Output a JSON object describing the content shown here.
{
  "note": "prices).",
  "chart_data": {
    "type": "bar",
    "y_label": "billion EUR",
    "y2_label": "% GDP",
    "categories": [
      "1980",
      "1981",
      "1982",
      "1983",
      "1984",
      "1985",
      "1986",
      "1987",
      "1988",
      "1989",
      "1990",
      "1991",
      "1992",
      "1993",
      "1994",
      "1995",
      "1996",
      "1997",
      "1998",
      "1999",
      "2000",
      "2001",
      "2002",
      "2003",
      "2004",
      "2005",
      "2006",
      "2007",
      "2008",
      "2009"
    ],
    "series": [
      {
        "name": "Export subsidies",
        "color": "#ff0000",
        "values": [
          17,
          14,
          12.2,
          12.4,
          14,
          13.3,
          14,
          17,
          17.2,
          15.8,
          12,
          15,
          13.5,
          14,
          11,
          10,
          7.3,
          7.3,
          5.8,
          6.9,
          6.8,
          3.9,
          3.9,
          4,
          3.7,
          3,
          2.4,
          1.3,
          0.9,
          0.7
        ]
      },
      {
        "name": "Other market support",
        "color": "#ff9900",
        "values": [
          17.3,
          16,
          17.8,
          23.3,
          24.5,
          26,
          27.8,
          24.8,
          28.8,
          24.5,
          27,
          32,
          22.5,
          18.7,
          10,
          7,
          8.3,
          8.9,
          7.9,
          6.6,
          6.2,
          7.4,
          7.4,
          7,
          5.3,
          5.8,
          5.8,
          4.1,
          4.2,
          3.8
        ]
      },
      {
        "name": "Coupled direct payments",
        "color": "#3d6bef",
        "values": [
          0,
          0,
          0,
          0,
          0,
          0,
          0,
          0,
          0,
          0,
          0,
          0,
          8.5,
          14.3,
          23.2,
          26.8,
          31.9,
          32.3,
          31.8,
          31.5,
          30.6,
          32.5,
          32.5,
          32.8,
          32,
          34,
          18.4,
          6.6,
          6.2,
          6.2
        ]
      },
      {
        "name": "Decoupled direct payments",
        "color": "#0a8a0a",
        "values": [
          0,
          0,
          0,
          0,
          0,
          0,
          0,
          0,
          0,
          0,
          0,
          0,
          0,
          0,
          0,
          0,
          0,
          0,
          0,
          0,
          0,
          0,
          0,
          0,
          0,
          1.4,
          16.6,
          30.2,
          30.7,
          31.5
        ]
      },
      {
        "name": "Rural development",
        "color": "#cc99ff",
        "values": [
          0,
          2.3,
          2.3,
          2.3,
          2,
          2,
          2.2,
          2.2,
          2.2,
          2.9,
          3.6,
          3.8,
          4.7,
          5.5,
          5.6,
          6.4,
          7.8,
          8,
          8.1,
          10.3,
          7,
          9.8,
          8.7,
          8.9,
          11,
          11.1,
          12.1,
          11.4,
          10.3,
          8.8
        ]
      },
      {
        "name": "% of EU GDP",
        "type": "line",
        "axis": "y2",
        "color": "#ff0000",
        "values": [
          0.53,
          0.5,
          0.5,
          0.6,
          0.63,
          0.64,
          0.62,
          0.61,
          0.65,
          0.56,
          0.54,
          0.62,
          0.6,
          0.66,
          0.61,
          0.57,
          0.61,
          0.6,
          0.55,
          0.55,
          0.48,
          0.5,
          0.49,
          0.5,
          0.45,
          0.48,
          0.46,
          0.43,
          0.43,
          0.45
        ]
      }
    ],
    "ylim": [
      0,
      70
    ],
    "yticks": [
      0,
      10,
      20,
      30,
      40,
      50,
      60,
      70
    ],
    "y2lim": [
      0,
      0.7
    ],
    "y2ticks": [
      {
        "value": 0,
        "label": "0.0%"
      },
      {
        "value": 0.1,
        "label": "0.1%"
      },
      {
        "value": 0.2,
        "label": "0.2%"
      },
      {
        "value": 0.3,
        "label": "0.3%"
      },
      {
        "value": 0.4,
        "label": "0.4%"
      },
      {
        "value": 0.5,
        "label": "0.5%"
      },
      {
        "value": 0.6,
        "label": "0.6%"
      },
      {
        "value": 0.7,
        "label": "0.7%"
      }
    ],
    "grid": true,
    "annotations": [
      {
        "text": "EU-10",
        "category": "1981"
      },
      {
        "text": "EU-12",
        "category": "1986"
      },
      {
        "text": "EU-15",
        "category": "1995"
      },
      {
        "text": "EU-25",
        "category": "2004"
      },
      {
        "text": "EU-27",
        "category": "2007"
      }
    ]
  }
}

******************************

▶ The task
All of the entries above need to be reproduced exactly.

▶ Result below
Output a JSON object describing the content shown here.
{
  "note": "prices).",
  "chart_data": {
    "type": "bar",
    "y_label": "billion EUR",
    "y2_label": "% GDP",
    "categories": [
      "1980",
      "1981",
      "1982",
      "1983",
      "1984",
      "1985",
      "1986",
      "1987",
      "1988",
      "1989",
      "1990",
      "1991",
      "1992",
      "1993",
      "1994",
      "1995",
      "1996",
      "1997",
      "1998",
      "1999",
      "2000",
      "2001",
      "2002",
      "2003",
      "2004",
      "2005",
      "2006",
      "2007",
      "2008",
      "2009"
    ],
    "series": [
      {
        "name": "Export subsidies",
        "color": "#ff0000",
        "values": [
          17,
          14,
          12.2,
          12.4,
          14,
          13.3,
          14,
          17,
          17.2,
          15.8,
          12,
          15,
          13.5,
          14,
          11,
          10,
          7.3,
          7.3,
          5.8,
          6.9,
          6.8,
          3.9,
          3.9,
          4,
          3.7,
          3,
          2.4,
          1.3,
          0.9,
          0.7
        ]
      },
      {
        "name": "Other market support",
        "color": "#ff9900",
        "values": [
          17.3,
          16,
          17.8,
          23.3,
          24.5,
          26,
          27.8,
          24.8,
          28.8,
          24.5,
          27,
          32,
          22.5,
          18.7,
          10,
          7,
          8.3,
          8.9,
          7.9,
          6.6,
          6.2,
          7.4,
          7.4,
          7,
          5.3,
          5.8,
          5.8,
          4.1,
          4.2,
          3.8
        ]
      },
      {
        "name": "Coupled direct payments",
        "color": "#3d6bef",
        "values": [
          0,
          0,
          0,
          0,
          0,
          0,
          0,
          0,
          0,
          0,
          0,
          0,
          8.5,
          14.3,
          23.2,
          26.8,
          31.9,
          32.3,
          31.8,
          31.5,
          30.6,
          32.5,
          32.5,
          32.8,
          32,
          34,
          18.4,
          6.6,
          6.2,
          6.2
        ]
      },
      {
        "name": "Decoupled direct payments",
        "color": "#0a8a0a",
        "values": [
          0,
          0,
          0,
          0,
          0,
          0,
          0,
          0,
          0,
          0,
          0,
          0,
          0,
          0,
          0,
          0,
          0,
          0,
          0,
          0,
          0,
          0,
          0,
          0,
          0,
          1.4,
          16.6,
          30.2,
          30.7,
          31.5
        ]
      },
      {
        "name": "Rural development",
        "color": "#cc99ff",
        "values": [
          0,
          2.3,
          2.3,
          2.3,
          2,
          2,
          2.2,
          2.2,
          2.2,
          2.9,
          3.6,
          3.8,
          4.7,
          5.5,
          5.6,
          6.4,
          7.8,
          8,
          8.1,
          10.3,
          7,
          9.8,
          8.7,
          8.9,
          11,
          11.1,
          12.1,
          11.4,
          10.3,
          8.8
        ]
      },
      {
        "name": "% of EU GDP",
        "type": "line",
        "axis": "y2",
        "color": "#ff0000",
        "values": [
          0.53,
          0.5,
          0.5,
          0.6,
          0.63,
          0.64,
          0.62,
          0.61,
          0.65,
          0.56,
          0.54,
          0.62,
          0.6,
          0.66,
          0.61,
          0.57,
          0.61,
          0.6,
          0.55,
          0.55,
          0.48,
          0.5,
          0.49,
          0.5,
          0.45,
          0.48,
          0.46,
          0.43,
          0.43,
          0.45
        ]
      }
    ],
    "ylim": [
      0,
      70
    ],
    "yticks": [
      0,
      10,
      20,
      30,
      40,
      50,
      60,
      70
    ],
    "y2lim": [
      0,
      0.7
    ],
    "y2ticks": [
      {
        "value": 0,
        "label": "0.0%"
      },
      {
        "value": 0.1,
        "label": "0.1%"
      },
      {
        "value": 0.2,
        "label": "0.2%"
      },
      {
        "value": 0.3,
        "label": "0.3%"
      },
      {
        "value": 0.4,
        "label": "0.4%"
      },
      {
        "value": 0.5,
        "label": "0.5%"
      },
      {
        "value": 0.6,
        "label": "0.6%"
      },
      {
        "value": 0.7,
        "label": "0.7%"
      }
    ],
    "grid": true,
    "annotations": [
      {
        "text": "EU-10",
        "category": "1981"
      },
      {
        "text": "EU-12",
        "category": "1986"
      },
      {
        "text": "EU-15",
        "category": "1995"
      },
      {
        "text": "EU-25",
        "category": "2004"
      },
      {
        "text": "EU-27",
        "category": "2007"
      }
    ]
  }
}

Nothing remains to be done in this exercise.